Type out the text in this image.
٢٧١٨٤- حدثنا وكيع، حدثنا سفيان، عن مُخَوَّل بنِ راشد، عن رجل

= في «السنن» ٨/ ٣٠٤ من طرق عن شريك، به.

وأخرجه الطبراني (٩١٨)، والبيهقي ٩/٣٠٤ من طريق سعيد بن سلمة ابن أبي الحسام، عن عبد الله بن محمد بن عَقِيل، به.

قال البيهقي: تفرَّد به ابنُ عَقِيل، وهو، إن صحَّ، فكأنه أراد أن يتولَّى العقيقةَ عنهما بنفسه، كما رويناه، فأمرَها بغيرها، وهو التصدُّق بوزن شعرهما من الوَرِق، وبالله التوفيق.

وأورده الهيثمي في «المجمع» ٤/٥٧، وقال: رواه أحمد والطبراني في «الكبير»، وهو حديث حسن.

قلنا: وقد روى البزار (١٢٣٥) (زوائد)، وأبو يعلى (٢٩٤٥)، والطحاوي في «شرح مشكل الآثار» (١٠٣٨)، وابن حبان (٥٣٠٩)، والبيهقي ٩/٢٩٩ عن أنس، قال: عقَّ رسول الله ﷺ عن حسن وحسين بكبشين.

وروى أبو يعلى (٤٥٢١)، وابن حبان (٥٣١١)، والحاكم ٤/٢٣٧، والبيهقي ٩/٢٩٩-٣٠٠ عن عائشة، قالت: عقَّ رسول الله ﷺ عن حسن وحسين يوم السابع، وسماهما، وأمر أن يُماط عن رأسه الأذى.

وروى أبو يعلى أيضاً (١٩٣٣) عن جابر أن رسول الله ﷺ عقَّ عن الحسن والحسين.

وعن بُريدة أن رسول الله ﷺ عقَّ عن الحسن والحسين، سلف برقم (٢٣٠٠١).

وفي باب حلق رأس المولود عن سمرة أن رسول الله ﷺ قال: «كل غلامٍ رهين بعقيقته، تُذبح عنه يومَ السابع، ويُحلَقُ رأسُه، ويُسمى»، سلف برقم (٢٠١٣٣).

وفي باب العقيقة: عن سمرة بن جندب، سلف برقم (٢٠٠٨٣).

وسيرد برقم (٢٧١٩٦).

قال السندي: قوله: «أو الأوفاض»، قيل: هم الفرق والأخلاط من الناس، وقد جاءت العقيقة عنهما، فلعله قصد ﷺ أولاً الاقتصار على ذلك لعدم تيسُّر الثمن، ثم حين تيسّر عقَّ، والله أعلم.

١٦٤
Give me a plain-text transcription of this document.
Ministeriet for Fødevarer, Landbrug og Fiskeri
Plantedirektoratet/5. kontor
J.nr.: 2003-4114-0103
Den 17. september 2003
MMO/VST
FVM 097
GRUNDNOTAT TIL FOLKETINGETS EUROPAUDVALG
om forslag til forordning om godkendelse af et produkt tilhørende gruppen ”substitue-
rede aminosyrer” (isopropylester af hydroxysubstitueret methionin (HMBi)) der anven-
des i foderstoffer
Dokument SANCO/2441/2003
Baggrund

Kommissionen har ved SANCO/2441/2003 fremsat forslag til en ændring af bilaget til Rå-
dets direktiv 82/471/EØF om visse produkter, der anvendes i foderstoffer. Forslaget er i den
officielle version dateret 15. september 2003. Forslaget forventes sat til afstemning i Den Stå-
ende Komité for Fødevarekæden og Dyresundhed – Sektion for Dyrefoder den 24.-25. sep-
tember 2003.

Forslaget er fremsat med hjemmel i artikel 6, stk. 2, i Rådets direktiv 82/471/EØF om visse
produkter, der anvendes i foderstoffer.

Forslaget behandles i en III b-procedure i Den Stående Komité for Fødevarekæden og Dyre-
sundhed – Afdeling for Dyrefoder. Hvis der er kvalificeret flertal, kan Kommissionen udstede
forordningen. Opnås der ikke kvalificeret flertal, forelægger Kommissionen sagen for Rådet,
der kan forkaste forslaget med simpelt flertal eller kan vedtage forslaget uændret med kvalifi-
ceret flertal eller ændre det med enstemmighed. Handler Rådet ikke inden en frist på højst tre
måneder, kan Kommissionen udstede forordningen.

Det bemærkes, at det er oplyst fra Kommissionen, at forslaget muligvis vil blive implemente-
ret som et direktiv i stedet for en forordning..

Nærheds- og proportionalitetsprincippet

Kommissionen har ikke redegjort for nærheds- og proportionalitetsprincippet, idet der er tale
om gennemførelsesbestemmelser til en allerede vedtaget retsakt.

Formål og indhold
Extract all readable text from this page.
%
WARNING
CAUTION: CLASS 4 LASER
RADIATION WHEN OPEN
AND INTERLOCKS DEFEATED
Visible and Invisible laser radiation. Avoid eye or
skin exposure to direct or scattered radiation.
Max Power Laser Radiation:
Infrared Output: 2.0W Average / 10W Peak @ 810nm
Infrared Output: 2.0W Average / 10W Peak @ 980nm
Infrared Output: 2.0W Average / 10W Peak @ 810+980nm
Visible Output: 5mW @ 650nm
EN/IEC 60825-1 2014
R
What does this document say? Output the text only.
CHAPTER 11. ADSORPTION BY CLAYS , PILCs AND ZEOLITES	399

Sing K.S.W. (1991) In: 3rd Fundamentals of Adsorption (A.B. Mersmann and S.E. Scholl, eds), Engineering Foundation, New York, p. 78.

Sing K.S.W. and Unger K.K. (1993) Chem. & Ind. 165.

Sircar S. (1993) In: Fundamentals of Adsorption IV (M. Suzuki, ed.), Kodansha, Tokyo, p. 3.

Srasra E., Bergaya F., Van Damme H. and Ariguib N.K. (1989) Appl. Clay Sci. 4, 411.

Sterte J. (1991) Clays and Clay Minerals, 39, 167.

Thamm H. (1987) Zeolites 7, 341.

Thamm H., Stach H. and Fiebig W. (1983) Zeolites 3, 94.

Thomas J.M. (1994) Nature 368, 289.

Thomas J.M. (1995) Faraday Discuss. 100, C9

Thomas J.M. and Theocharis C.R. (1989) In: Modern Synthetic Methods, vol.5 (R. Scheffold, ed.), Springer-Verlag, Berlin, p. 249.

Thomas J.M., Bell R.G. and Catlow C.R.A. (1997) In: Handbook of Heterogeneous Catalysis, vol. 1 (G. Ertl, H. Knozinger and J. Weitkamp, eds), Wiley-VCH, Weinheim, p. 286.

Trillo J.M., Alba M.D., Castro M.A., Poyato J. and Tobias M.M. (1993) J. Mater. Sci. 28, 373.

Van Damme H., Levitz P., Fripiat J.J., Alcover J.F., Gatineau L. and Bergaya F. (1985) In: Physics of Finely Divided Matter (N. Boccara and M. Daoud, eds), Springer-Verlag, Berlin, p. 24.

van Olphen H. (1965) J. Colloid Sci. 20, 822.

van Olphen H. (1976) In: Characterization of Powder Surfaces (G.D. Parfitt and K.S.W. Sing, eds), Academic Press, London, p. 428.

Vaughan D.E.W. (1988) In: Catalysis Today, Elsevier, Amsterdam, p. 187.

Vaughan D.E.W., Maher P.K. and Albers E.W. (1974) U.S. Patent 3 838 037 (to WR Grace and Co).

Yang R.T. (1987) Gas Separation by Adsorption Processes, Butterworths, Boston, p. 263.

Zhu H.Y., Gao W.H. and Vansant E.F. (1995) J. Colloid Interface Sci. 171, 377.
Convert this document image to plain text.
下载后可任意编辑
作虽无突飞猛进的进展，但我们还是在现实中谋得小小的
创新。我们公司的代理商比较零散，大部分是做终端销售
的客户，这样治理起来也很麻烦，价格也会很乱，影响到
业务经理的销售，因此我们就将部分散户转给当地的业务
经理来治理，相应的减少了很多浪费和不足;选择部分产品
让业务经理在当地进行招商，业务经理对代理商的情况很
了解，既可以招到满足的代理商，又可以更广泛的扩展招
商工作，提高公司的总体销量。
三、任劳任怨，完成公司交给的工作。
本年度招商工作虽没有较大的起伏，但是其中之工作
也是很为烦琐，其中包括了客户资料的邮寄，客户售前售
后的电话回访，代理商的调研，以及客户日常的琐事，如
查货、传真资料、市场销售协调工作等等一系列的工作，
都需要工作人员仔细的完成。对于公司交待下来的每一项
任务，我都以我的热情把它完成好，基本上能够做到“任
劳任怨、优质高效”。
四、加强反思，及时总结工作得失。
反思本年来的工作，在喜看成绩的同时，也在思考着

***

WHAT IS BEING ASKED
Only the lines from the one containing "Convert this document image to plain text." to the end of the data should be printed, exactly as they stand.

SOLUTION TO THIS TASK
Convert this document image to plain text.
下载后可任意编辑
作虽无突飞猛进的进展，但我们还是在现实中谋得小小的
创新。我们公司的代理商比较零散，大部分是做终端销售
的客户，这样治理起来也很麻烦，价格也会很乱，影响到
业务经理的销售，因此我们就将部分散户转给当地的业务
经理来治理，相应的减少了很多浪费和不足;选择部分产品
让业务经理在当地进行招商，业务经理对代理商的情况很
了解，既可以招到满足的代理商，又可以更广泛的扩展招
商工作，提高公司的总体销量。
三、任劳任怨，完成公司交给的工作。
本年度招商工作虽没有较大的起伏，但是其中之工作
也是很为烦琐，其中包括了客户资料的邮寄，客户售前售
后的电话回访，代理商的调研，以及客户日常的琐事，如
查货、传真资料、市场销售协调工作等等一系列的工作，
都需要工作人员仔细的完成。对于公司交待下来的每一项
任务，我都以我的热情把它完成好，基本上能够做到“任
劳任怨、优质高效”。
四、加强反思，及时总结工作得失。
反思本年来的工作，在喜看成绩的同时，也在思考着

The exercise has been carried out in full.